Stored records:
>> Start
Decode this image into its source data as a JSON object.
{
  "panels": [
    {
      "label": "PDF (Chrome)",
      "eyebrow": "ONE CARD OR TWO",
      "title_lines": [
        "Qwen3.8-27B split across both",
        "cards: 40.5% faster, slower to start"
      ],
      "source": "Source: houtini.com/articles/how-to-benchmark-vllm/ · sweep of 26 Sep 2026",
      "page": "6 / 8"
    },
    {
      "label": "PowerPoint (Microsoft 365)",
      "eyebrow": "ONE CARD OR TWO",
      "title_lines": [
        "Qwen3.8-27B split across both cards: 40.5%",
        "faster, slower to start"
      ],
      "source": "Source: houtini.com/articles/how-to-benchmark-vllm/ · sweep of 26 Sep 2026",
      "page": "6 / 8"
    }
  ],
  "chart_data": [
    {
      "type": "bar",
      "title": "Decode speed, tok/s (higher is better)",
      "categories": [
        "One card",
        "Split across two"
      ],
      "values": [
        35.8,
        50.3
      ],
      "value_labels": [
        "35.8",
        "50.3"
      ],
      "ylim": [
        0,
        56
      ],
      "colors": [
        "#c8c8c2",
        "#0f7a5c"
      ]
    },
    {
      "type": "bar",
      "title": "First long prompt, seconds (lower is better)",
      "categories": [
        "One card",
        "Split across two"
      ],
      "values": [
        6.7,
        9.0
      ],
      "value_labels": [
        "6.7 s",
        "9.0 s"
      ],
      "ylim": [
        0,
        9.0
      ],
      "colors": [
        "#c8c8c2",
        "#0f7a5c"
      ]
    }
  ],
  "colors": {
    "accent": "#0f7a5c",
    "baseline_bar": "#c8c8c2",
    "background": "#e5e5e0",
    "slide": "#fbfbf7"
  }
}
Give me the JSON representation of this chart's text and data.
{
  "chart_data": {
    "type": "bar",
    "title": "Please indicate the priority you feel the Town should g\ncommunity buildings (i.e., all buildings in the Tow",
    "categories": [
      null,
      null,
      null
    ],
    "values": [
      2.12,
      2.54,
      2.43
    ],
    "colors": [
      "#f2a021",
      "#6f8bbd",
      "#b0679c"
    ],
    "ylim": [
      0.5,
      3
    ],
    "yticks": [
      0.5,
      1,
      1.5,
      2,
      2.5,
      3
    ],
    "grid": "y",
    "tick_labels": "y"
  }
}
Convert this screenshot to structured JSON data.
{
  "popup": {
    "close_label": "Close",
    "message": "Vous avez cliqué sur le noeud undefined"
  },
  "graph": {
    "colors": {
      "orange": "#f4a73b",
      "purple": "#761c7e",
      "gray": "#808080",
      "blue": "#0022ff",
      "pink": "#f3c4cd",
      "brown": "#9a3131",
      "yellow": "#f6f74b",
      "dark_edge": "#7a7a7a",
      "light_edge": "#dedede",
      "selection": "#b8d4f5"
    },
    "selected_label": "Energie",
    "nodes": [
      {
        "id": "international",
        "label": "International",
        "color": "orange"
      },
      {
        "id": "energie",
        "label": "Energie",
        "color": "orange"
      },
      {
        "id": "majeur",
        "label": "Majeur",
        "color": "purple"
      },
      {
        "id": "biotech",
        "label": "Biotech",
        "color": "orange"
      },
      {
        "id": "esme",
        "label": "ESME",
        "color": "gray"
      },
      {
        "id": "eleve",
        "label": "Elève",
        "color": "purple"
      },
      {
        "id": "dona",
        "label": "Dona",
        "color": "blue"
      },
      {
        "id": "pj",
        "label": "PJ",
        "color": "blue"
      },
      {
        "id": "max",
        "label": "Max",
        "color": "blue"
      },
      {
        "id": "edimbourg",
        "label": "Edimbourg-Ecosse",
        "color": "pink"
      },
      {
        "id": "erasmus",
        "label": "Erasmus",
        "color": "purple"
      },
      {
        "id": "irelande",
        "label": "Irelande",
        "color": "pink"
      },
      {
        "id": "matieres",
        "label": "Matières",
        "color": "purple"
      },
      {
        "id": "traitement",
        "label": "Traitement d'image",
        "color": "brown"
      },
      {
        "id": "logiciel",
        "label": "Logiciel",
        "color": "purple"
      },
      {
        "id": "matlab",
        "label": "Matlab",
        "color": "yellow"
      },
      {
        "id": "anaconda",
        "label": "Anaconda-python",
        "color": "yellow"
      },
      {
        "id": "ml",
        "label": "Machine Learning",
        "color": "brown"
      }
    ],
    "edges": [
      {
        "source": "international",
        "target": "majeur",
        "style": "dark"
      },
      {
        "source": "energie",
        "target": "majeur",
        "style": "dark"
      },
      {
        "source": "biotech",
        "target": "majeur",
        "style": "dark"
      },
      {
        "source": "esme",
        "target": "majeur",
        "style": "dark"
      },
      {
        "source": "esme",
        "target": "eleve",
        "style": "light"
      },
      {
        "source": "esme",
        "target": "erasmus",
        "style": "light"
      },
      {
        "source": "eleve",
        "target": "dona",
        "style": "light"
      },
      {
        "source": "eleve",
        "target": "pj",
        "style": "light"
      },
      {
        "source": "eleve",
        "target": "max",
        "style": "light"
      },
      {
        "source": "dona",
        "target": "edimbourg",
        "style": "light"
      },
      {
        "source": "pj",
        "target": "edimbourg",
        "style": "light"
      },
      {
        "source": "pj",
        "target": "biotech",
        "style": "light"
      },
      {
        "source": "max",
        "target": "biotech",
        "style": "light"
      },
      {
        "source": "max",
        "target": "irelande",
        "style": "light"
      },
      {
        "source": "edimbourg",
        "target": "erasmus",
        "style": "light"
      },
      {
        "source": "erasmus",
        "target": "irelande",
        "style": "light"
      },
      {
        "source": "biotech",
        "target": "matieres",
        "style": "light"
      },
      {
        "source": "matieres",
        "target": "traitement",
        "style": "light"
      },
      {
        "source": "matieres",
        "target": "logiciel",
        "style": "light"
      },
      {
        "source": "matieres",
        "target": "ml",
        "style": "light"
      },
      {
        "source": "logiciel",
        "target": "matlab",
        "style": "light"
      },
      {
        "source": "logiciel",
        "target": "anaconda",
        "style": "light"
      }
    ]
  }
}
>> End
What you need to do:
Retype the whole listing above exactly.

Written answer:
Decode this image into its source data as a JSON object.
{
  "panels": [
    {
      "label": "PDF (Chrome)",
      "eyebrow": "ONE CARD OR TWO",
      "title_lines": [
        "Qwen3.8-27B split across both",
        "cards: 40.5% faster, slower to start"
      ],
      "source": "Source: houtini.com/articles/how-to-benchmark-vllm/ · sweep of 26 Sep 2026",
      "page": "6 / 8"
    },
    {
      "label": "PowerPoint (Microsoft 365)",
      "eyebrow": "ONE CARD OR TWO",
      "title_lines": [
        "Qwen3.8-27B split across both cards: 40.5%",
        "faster, slower to start"
      ],
      "source": "Source: houtini.com/articles/how-to-benchmark-vllm/ · sweep of 26 Sep 2026",
      "page": "6 / 8"
    }
  ],
  "chart_data": [
    {
      "type": "bar",
      "title": "Decode speed, tok/s (higher is better)",
      "categories": [
        "One card",
        "Split across two"
      ],
      "values": [
        35.8,
        50.3
      ],
      "value_labels": [
        "35.8",
        "50.3"
      ],
      "ylim": [
        0,
        56
      ],
      "colors": [
        "#c8c8c2",
        "#0f7a5c"
      ]
    },
    {
      "type": "bar",
      "title": "First long prompt, seconds (lower is better)",
      "categories": [
        "One card",
        "Split across two"
      ],
      "values": [
        6.7,
        9.0
      ],
      "value_labels": [
        "6.7 s",
        "9.0 s"
      ],
      "ylim": [
        0,
        9.0
      ],
      "colors": [
        "#c8c8c2",
        "#0f7a5c"
      ]
    }
  ],
  "colors": {
    "accent": "#0f7a5c",
    "baseline_bar": "#c8c8c2",
    "background": "#e5e5e0",
    "slide": "#fbfbf7"
  }
}
Give me the JSON representation of this chart's text and data.
{
  "chart_data": {
    "type": "bar",
    "title": "Please indicate the priority you feel the Town should g\ncommunity buildings (i.e., all buildings in the Tow",
    "categories": [
      null,
      null,
      null
    ],
    "values": [
      2.12,
      2.54,
      2.43
    ],
    "colors": [
      "#f2a021",
      "#6f8bbd",
      "#b0679c"
    ],
    "ylim": [
      0.5,
      3
    ],
    "yticks": [
      0.5,
      1,
      1.5,
      2,
      2.5,
      3
    ],
    "grid": "y",
    "tick_labels": "y"
  }
}
Convert this screenshot to structured JSON data.
{
  "popup": {
    "close_label": "Close",
    "message": "Vous avez cliqué sur le noeud undefined"
  },
  "graph": {
    "colors": {
      "orange": "#f4a73b",
      "purple": "#761c7e",
      "gray": "#808080",
      "blue": "#0022ff",
      "pink": "#f3c4cd",
      "brown": "#9a3131",
      "yellow": "#f6f74b",
      "dark_edge": "#7a7a7a",
      "light_edge": "#dedede",
      "selection": "#b8d4f5"
    },
    "selected_label": "Energie",
    "nodes": [
      {
        "id": "international",
        "label": "International",
        "color": "orange"
      },
      {
        "id": "energie",
        "label": "Energie",
        "color": "orange"
      },
      {
        "id": "majeur",
        "label": "Majeur",
        "color": "purple"
      },
      {
        "id": "biotech",
        "label": "Biotech",
        "color": "orange"
      },
      {
        "id": "esme",
        "label": "ESME",
        "color": "gray"
      },
      {
        "id": "eleve",
        "label": "Elève",
        "color": "purple"
      },
      {
        "id": "dona",
        "label": "Dona",
        "color": "blue"
      },
      {
        "id": "pj",
        "label": "PJ",
        "color": "blue"
      },
      {
        "id": "max",
        "label": "Max",
        "color": "blue"
      },
      {
        "id": "edimbourg",
        "label": "Edimbourg-Ecosse",
        "color": "pink"
      },
      {
        "id": "erasmus",
        "label": "Erasmus",
        "color": "purple"
      },
      {
        "id": "irelande",
        "label": "Irelande",
        "color": "pink"
      },
      {
        "id": "matieres",
        "label": "Matières",
        "color": "purple"
      },
      {
        "id": "traitement",
        "label": "Traitement d'image",
        "color": "brown"
      },
      {
        "id": "logiciel",
        "label": "Logiciel",
        "color": "purple"
      },
      {
        "id": "matlab",
        "label": "Matlab",
        "color": "yellow"
      },
      {
        "id": "anaconda",
        "label": "Anaconda-python",
        "color": "yellow"
      },
      {
        "id": "ml",
        "label": "Machine Learning",
        "color": "brown"
      }
    ],
    "edges": [
      {
        "source": "international",
        "target": "majeur",
        "style": "dark"
      },
      {
        "source": "energie",
        "target": "majeur",
        "style": "dark"
      },
      {
        "source": "biotech",
        "target": "majeur",
        "style": "dark"
      },
      {
        "source": "esme",
        "target": "majeur",
        "style": "dark"
      },
      {
        "source": "esme",
        "target": "eleve",
        "style": "light"
      },
      {
        "source": "esme",
        "target": "erasmus",
        "style": "light"
      },
      {
        "source": "eleve",
        "target": "dona",
        "style": "light"
      },
      {
        "source": "eleve",
        "target": "pj",
        "style": "light"
      },
      {
        "source": "eleve",
        "target": "max",
        "style": "light"
      },
      {
        "source": "dona",
        "target": "edimbourg",
        "style": "light"
      },
      {
        "source": "pj",
        "target": "edimbourg",
        "style": "light"
      },
      {
        "source": "pj",
        "target": "biotech",
        "style": "light"
      },
      {
        "source": "max",
        "target": "biotech",
        "style": "light"
      },
      {
        "source": "max",
        "target": "irelande",
        "style": "light"
      },
      {
        "source": "edimbourg",
        "target": "erasmus",
        "style": "light"
      },
      {
        "source": "erasmus",
        "target": "irelande",
        "style": "light"
      },
      {
        "source": "biotech",
        "target": "matieres",
        "style": "light"
      },
      {
        "source": "matieres",
        "target": "traitement",
        "style": "light"
      },
      {
        "source": "matieres",
        "target": "logiciel",
        "style": "light"
      },
      {
        "source": "matieres",
        "target": "ml",
        "style": "light"
      },
      {
        "source": "logiciel",
        "target": "matlab",
        "style": "light"
      },
      {
        "source": "logiciel",
        "target": "anaconda",
        "style": "light"
      }
    ]
  }
}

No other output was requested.